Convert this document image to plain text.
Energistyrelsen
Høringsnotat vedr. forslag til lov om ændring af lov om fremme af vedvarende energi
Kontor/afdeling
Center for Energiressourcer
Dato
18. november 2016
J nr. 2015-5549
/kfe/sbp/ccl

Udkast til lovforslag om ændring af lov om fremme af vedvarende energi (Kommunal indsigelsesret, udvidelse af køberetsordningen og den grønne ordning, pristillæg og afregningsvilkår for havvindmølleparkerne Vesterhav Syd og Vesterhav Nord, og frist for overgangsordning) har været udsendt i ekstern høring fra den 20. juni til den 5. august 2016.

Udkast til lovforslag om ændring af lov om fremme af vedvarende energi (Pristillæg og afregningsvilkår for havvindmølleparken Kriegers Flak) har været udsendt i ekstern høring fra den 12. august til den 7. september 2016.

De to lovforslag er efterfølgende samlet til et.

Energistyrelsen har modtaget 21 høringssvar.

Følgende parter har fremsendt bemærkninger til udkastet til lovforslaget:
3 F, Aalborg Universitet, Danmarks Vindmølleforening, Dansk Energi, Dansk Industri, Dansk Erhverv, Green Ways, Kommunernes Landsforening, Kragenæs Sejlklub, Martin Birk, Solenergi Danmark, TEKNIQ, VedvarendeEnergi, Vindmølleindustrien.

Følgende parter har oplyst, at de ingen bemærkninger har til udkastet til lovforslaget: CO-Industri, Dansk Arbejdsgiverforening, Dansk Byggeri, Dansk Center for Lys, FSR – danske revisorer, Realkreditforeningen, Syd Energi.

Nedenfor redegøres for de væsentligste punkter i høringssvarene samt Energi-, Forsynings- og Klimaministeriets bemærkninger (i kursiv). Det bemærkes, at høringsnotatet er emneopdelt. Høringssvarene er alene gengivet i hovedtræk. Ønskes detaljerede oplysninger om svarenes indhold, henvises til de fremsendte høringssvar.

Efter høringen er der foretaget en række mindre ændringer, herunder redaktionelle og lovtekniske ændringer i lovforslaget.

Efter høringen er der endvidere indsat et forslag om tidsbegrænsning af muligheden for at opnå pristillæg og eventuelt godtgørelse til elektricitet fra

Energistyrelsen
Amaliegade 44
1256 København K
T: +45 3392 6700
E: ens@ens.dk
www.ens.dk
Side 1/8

^^^^^^^^^^^^^^^^

PROBLEM TO SOLVE: List all lines above in which the string "udkastet" appears.

ANSWER FOR THE TASK:
Følgende parter har fremsendt bemærkninger til udkastet til lovforslaget:
Følgende parter har oplyst, at de ingen bemærkninger har til udkastet til lovforslaget: CO-Industri, Dansk Arbejdsgiverforening, Dansk Byggeri, Dansk Center for Lys, FSR – danske revisorer, Realkreditforeningen, Syd Energi.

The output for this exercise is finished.